Answer with one number: the count of lines in the listing below that hold the word "仅适用于".

==== Exercise materials

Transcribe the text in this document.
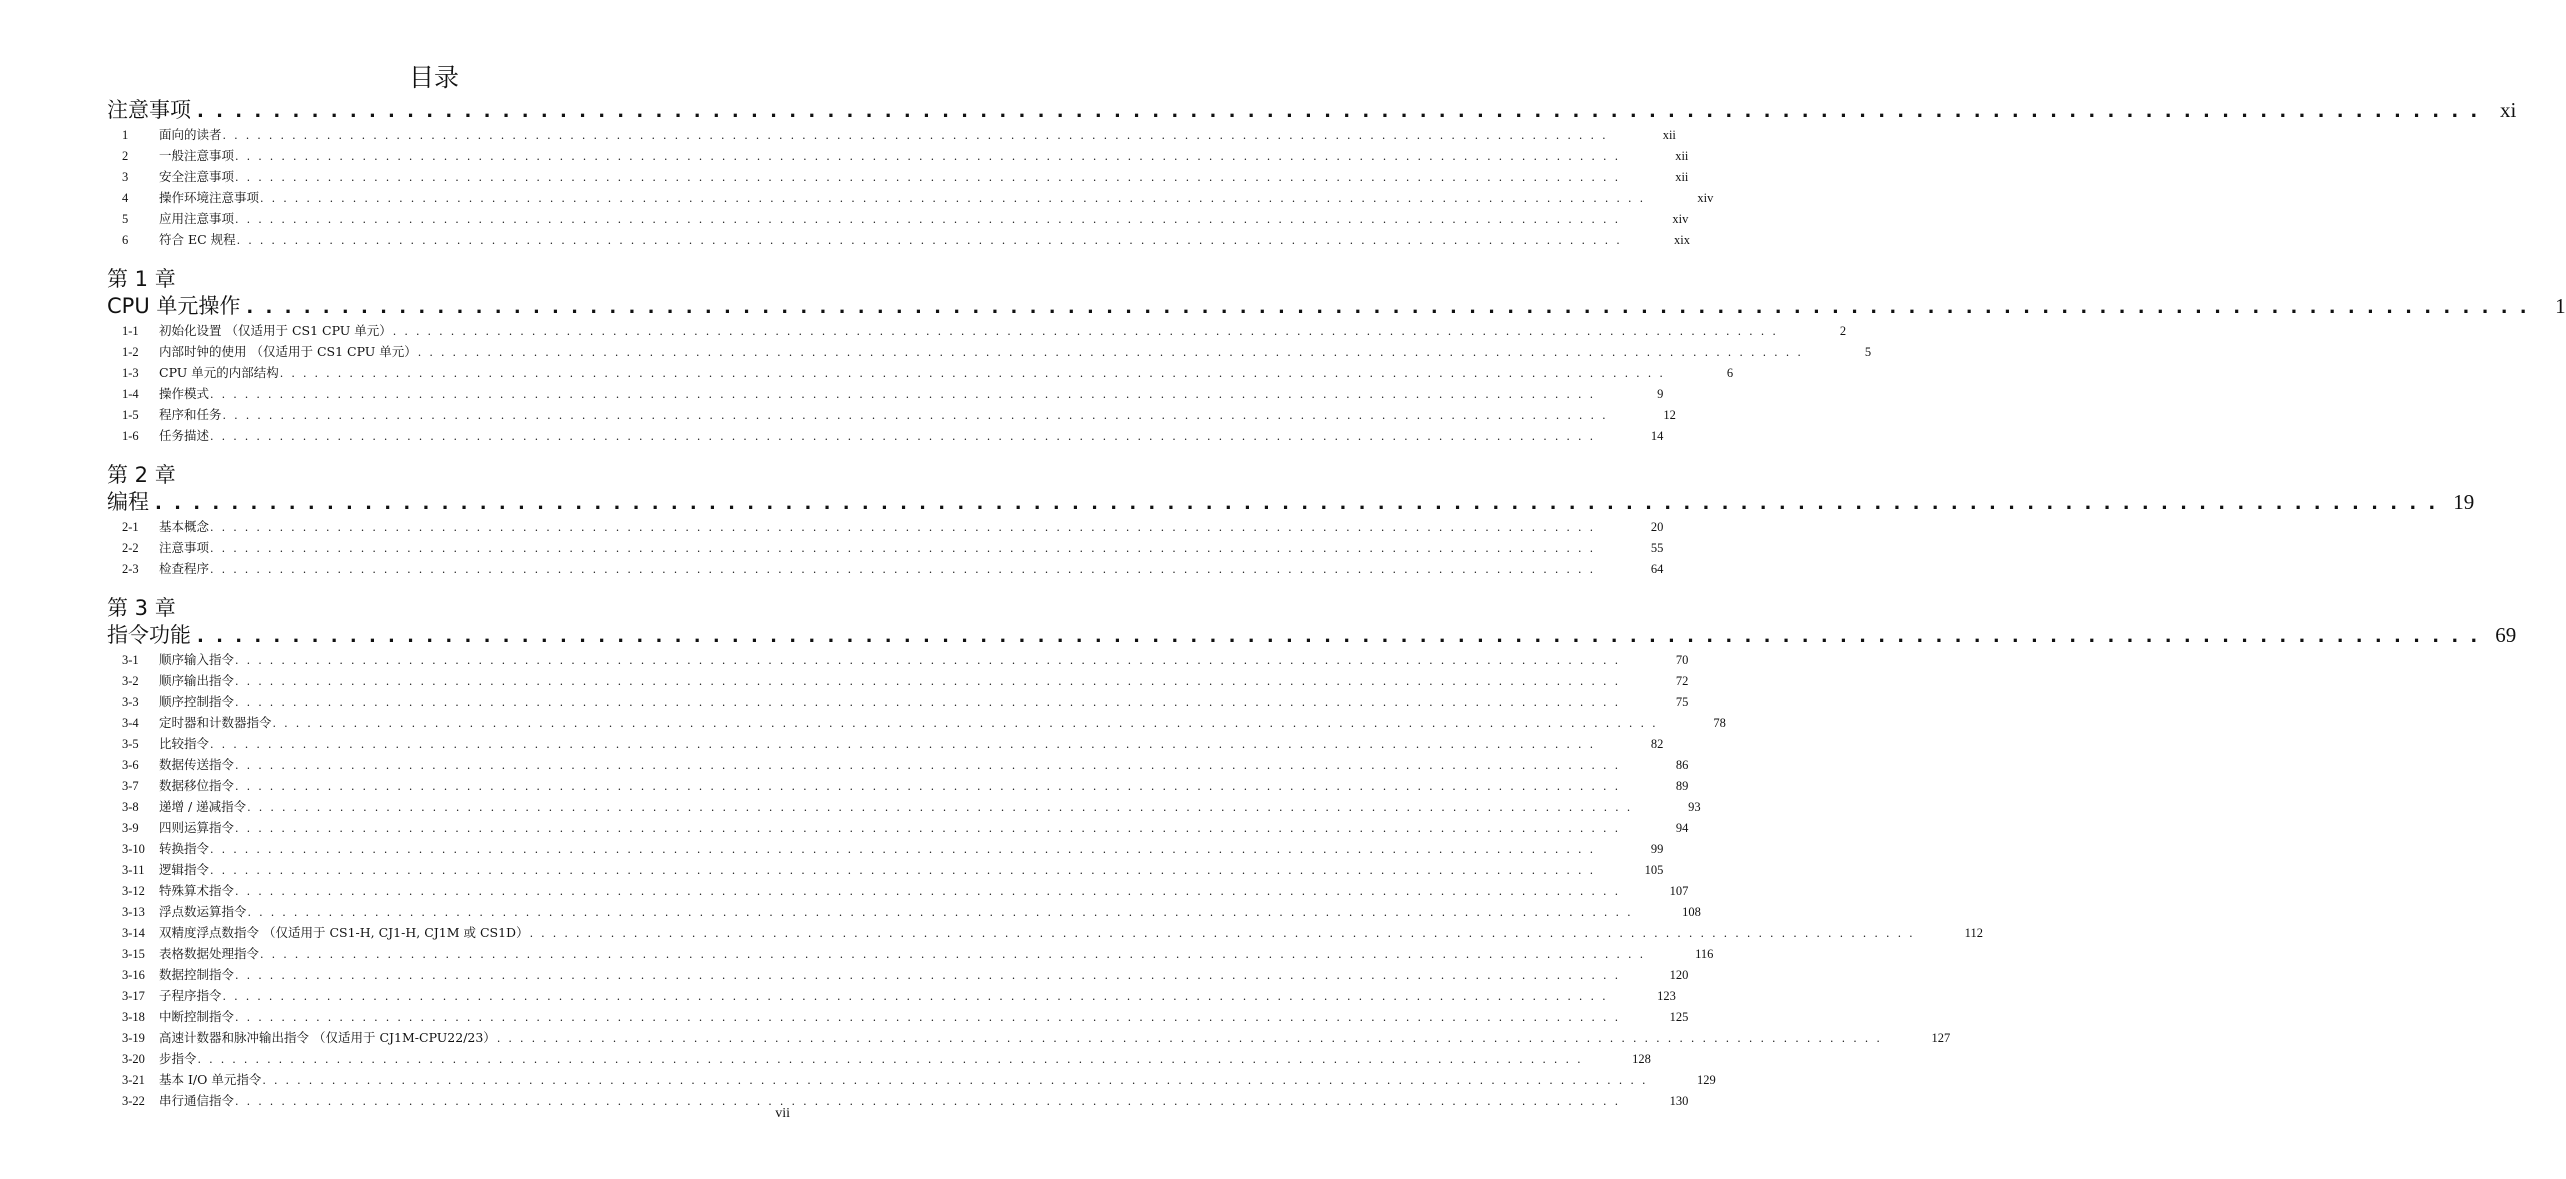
目录
注意事项 . . . . . . . . . . . . . . . . . . . . . . . . . . . . . . . . . . . . . . . . . . . . . . . . . . . . . . . . . . . . . . . . . . . . . . . . . . . . . . . . . . . . . . . . . . . . . . . . . . . . . . . . . . . . . . . . . . . . . . . . xi
1	面向的读者 . . . . . . . . . . . . . . . . . . . . . . . . . . . . . . . . . . . . . . . . . . . . . . . . . . . . . . . . . . . . . . . . . . . . . . . . . . . . . . . . . . . . . . . . . . . . . . . . . . . . . . . . . . . . . . . . . . . . . . . .	xii
2	一般注意事项 . . . . . . . . . . . . . . . . . . . . . . . . . . . . . . . . . . . . . . . . . . . . . . . . . . . . . . . . . . . . . . . . . . . . . . . . . . . . . . . . . . . . . . . . . . . . . . . . . . . . . . . . . . . . . . . . . . . . . . . .	xii
3	安全注意事项 . . . . . . . . . . . . . . . . . . . . . . . . . . . . . . . . . . . . . . . . . . . . . . . . . . . . . . . . . . . . . . . . . . . . . . . . . . . . . . . . . . . . . . . . . . . . . . . . . . . . . . . . . . . . . . . . . . . . . . . .	xii
4	操作环境注意事项 . . . . . . . . . . . . . . . . . . . . . . . . . . . . . . . . . . . . . . . . . . . . . . . . . . . . . . . . . . . . . . . . . . . . . . . . . . . . . . . . . . . . . . . . . . . . . . . . . . . . . . . . . . . . . . . . . . . . . . . .	xiv
5	应用注意事项 . . . . . . . . . . . . . . . . . . . . . . . . . . . . . . . . . . . . . . . . . . . . . . . . . . . . . . . . . . . . . . . . . . . . . . . . . . . . . . . . . . . . . . . . . . . . . . . . . . . . . . . . . . . . . . . . . . . . . . . .	xiv
6	符合 EC 规程 . . . . . . . . . . . . . . . . . . . . . . . . . . . . . . . . . . . . . . . . . . . . . . . . . . . . . . . . . . . . . . . . . . . . . . . . . . . . . . . . . . . . . . . . . . . . . . . . . . . . . . . . . . . . . . . . . . . . . . . .	xix
第 1 章
CPU 单元操作 . . . . . . . . . . . . . . . . . . . . . . . . . . . . . . . . . . . . . . . . . . . . . . . . . . . . . . . . . . . . . . . . . . . . . . . . . . . . . . . . . . . . . . . . . . . . . . . . . . . . . . . . . . . . . . . . . . . . . . . .	1
1-1	初始化设置 （仅适用于 CS1 CPU 单元） . . . . . . . . . . . . . . . . . . . . . . . . . . . . . . . . . . . . . . . . . . . . . . . . . . . . . . . . . . . . . . . . . . . . . . . . . . . . . . . . . . . . . . . . . . . . . . . . . . . . . . . . . . . . . . . . . . . . . . . .	2
1-2	内部时钟的使用 （仅适用于 CS1 CPU 单元） . . . . . . . . . . . . . . . . . . . . . . . . . . . . . . . . . . . . . . . . . . . . . . . . . . . . . . . . . . . . . . . . . . . . . . . . . . . . . . . . . . . . . . . . . . . . . . . . . . . . . . . . . . . . . . . . . . . . . . . .	5
1-3	CPU 单元的内部结构 . . . . . . . . . . . . . . . . . . . . . . . . . . . . . . . . . . . . . . . . . . . . . . . . . . . . . . . . . . . . . . . . . . . . . . . . . . . . . . . . . . . . . . . . . . . . . . . . . . . . . . . . . . . . . . . . . . . . . . . .	6
1-4	操作模式 . . . . . . . . . . . . . . . . . . . . . . . . . . . . . . . . . . . . . . . . . . . . . . . . . . . . . . . . . . . . . . . . . . . . . . . . . . . . . . . . . . . . . . . . . . . . . . . . . . . . . . . . . . . . . . . . . . . . . . . .	9
1-5	程序和任务 . . . . . . . . . . . . . . . . . . . . . . . . . . . . . . . . . . . . . . . . . . . . . . . . . . . . . . . . . . . . . . . . . . . . . . . . . . . . . . . . . . . . . . . . . . . . . . . . . . . . . . . . . . . . . . . . . . . . . . . .	12
1-6	任务描述 . . . . . . . . . . . . . . . . . . . . . . . . . . . . . . . . . . . . . . . . . . . . . . . . . . . . . . . . . . . . . . . . . . . . . . . . . . . . . . . . . . . . . . . . . . . . . . . . . . . . . . . . . . . . . . . . . . . . . . . .	14
第 2 章
编程 . . . . . . . . . . . . . . . . . . . . . . . . . . . . . . . . . . . . . . . . . . . . . . . . . . . . . . . . . . . . . . . . . . . . . . . . . . . . . . . . . . . . . . . . . . . . . . . . . . . . . . . . . . . . . . . . . . . . . . . . 19
2-1	基本概念 . . . . . . . . . . . . . . . . . . . . . . . . . . . . . . . . . . . . . . . . . . . . . . . . . . . . . . . . . . . . . . . . . . . . . . . . . . . . . . . . . . . . . . . . . . . . . . . . . . . . . . . . . . . . . . . . . . . . . . . .	20
2-2	注意事项 . . . . . . . . . . . . . . . . . . . . . . . . . . . . . . . . . . . . . . . . . . . . . . . . . . . . . . . . . . . . . . . . . . . . . . . . . . . . . . . . . . . . . . . . . . . . . . . . . . . . . . . . . . . . . . . . . . . . . . . .	55
2-3	检查程序 . . . . . . . . . . . . . . . . . . . . . . . . . . . . . . . . . . . . . . . . . . . . . . . . . . . . . . . . . . . . . . . . . . . . . . . . . . . . . . . . . . . . . . . . . . . . . . . . . . . . . . . . . . . . . . . . . . . . . . . .	64
第 3 章
指令功能 . . . . . . . . . . . . . . . . . . . . . . . . . . . . . . . . . . . . . . . . . . . . . . . . . . . . . . . . . . . . . . . . . . . . . . . . . . . . . . . . . . . . . . . . . . . . . . . . . . . . . . . . . . . . . . . . . . . . . . . . 69
3-1	顺序输入指令 . . . . . . . . . . . . . . . . . . . . . . . . . . . . . . . . . . . . . . . . . . . . . . . . . . . . . . . . . . . . . . . . . . . . . . . . . . . . . . . . . . . . . . . . . . . . . . . . . . . . . . . . . . . . . . . . . . . . . . . .	70
3-2	顺序输出指令 . . . . . . . . . . . . . . . . . . . . . . . . . . . . . . . . . . . . . . . . . . . . . . . . . . . . . . . . . . . . . . . . . . . . . . . . . . . . . . . . . . . . . . . . . . . . . . . . . . . . . . . . . . . . . . . . . . . . . . . .	72
3-3	顺序控制指令 . . . . . . . . . . . . . . . . . . . . . . . . . . . . . . . . . . . . . . . . . . . . . . . . . . . . . . . . . . . . . . . . . . . . . . . . . . . . . . . . . . . . . . . . . . . . . . . . . . . . . . . . . . . . . . . . . . . . . . . .	75
3-4	定时器和计数器指令 . . . . . . . . . . . . . . . . . . . . . . . . . . . . . . . . . . . . . . . . . . . . . . . . . . . . . . . . . . . . . . . . . . . . . . . . . . . . . . . . . . . . . . . . . . . . . . . . . . . . . . . . . . . . . . . . . . . . . . . .	78
3-5	比较指令 . . . . . . . . . . . . . . . . . . . . . . . . . . . . . . . . . . . . . . . . . . . . . . . . . . . . . . . . . . . . . . . . . . . . . . . . . . . . . . . . . . . . . . . . . . . . . . . . . . . . . . . . . . . . . . . . . . . . . . . .	82
3-6	数据传送指令 . . . . . . . . . . . . . . . . . . . . . . . . . . . . . . . . . . . . . . . . . . . . . . . . . . . . . . . . . . . . . . . . . . . . . . . . . . . . . . . . . . . . . . . . . . . . . . . . . . . . . . . . . . . . . . . . . . . . . . . .	86
3-7	数据移位指令 . . . . . . . . . . . . . . . . . . . . . . . . . . . . . . . . . . . . . . . . . . . . . . . . . . . . . . . . . . . . . . . . . . . . . . . . . . . . . . . . . . . . . . . . . . . . . . . . . . . . . . . . . . . . . . . . . . . . . . . .	89
3-8	递增 / 递减指令 . . . . . . . . . . . . . . . . . . . . . . . . . . . . . . . . . . . . . . . . . . . . . . . . . . . . . . . . . . . . . . . . . . . . . . . . . . . . . . . . . . . . . . . . . . . . . . . . . . . . . . . . . . . . . . . . . . . . . . . .	93
3-9	四则运算指令 . . . . . . . . . . . . . . . . . . . . . . . . . . . . . . . . . . . . . . . . . . . . . . . . . . . . . . . . . . . . . . . . . . . . . . . . . . . . . . . . . . . . . . . . . . . . . . . . . . . . . . . . . . . . . . . . . . . . . . . .	94
3-10	转换指令 . . . . . . . . . . . . . . . . . . . . . . . . . . . . . . . . . . . . . . . . . . . . . . . . . . . . . . . . . . . . . . . . . . . . . . . . . . . . . . . . . . . . . . . . . . . . . . . . . . . . . . . . . . . . . . . . . . . . . . . .	99
3-11	逻辑指令 . . . . . . . . . . . . . . . . . . . . . . . . . . . . . . . . . . . . . . . . . . . . . . . . . . . . . . . . . . . . . . . . . . . . . . . . . . . . . . . . . . . . . . . . . . . . . . . . . . . . . . . . . . . . . . . . . . . . . . . .	105
3-12	特殊算术指令 . . . . . . . . . . . . . . . . . . . . . . . . . . . . . . . . . . . . . . . . . . . . . . . . . . . . . . . . . . . . . . . . . . . . . . . . . . . . . . . . . . . . . . . . . . . . . . . . . . . . . . . . . . . . . . . . . . . . . . . .	107
3-13	浮点数运算指令 . . . . . . . . . . . . . . . . . . . . . . . . . . . . . . . . . . . . . . . . . . . . . . . . . . . . . . . . . . . . . . . . . . . . . . . . . . . . . . . . . . . . . . . . . . . . . . . . . . . . . . . . . . . . . . . . . . . . . . . .	108
3-14	双精度浮点数指令 （仅适用于 CS1-H, CJ1-H, CJ1M 或 CS1D） . . . . . . . . . . . . . . . . . . . . . . . . . . . . . . . . . . . . . . . . . . . . . . . . . . . . . . . . . . . . . . . . . . . . . . . . . . . . . . . . . . . . . . . . . . . . . . . . . . . . . . . . . . . . . . . . . . . . . . . .	112
3-15	表格数据处理指令 . . . . . . . . . . . . . . . . . . . . . . . . . . . . . . . . . . . . . . . . . . . . . . . . . . . . . . . . . . . . . . . . . . . . . . . . . . . . . . . . . . . . . . . . . . . . . . . . . . . . . . . . . . . . . . . . . . . . . . . .	116
3-16	数据控制指令 . . . . . . . . . . . . . . . . . . . . . . . . . . . . . . . . . . . . . . . . . . . . . . . . . . . . . . . . . . . . . . . . . . . . . . . . . . . . . . . . . . . . . . . . . . . . . . . . . . . . . . . . . . . . . . . . . . . . . . . .	120
3-17	子程序指令 . . . . . . . . . . . . . . . . . . . . . . . . . . . . . . . . . . . . . . . . . . . . . . . . . . . . . . . . . . . . . . . . . . . . . . . . . . . . . . . . . . . . . . . . . . . . . . . . . . . . . . . . . . . . . . . . . . . . . . . .	123
3-18	中断控制指令 . . . . . . . . . . . . . . . . . . . . . . . . . . . . . . . . . . . . . . . . . . . . . . . . . . . . . . . . . . . . . . . . . . . . . . . . . . . . . . . . . . . . . . . . . . . . . . . . . . . . . . . . . . . . . . . . . . . . . . . .	125
3-19	高速计数器和脉冲输出指令 （仅适用于 CJ1M-CPU22/23） . . . . . . . . . . . . . . . . . . . . . . . . . . . . . . . . . . . . . . . . . . . . . . . . . . . . . . . . . . . . . . . . . . . . . . . . . . . . . . . . . . . . . . . . . . . . . . . . . . . . . . . . . . . . . . . . . . . . . . . .	127
3-20	步指令 . . . . . . . . . . . . . . . . . . . . . . . . . . . . . . . . . . . . . . . . . . . . . . . . . . . . . . . . . . . . . . . . . . . . . . . . . . . . . . . . . . . . . . . . . . . . . . . . . . . . . . . . . . . . . . . . . . . . . . . .	128
3-21	基本 I/O 单元指令 . . . . . . . . . . . . . . . . . . . . . . . . . . . . . . . . . . . . . . . . . . . . . . . . . . . . . . . . . . . . . . . . . . . . . . . . . . . . . . . . . . . . . . . . . . . . . . . . . . . . . . . . . . . . . . . . . . . . . . . .	129
3-22	串行通信指令 . . . . . . . . . . . . . . . . . . . . . . . . . . . . . . . . . . . . . . . . . . . . . . . . . . . . . . . . . . . . . . . . . . . . . . . . . . . . . . . . . . . . . . . . . . . . . . . . . . . . . . . . . . . . . . . . . . . . . . . .	130
vii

========

__Answer for this exercise__
4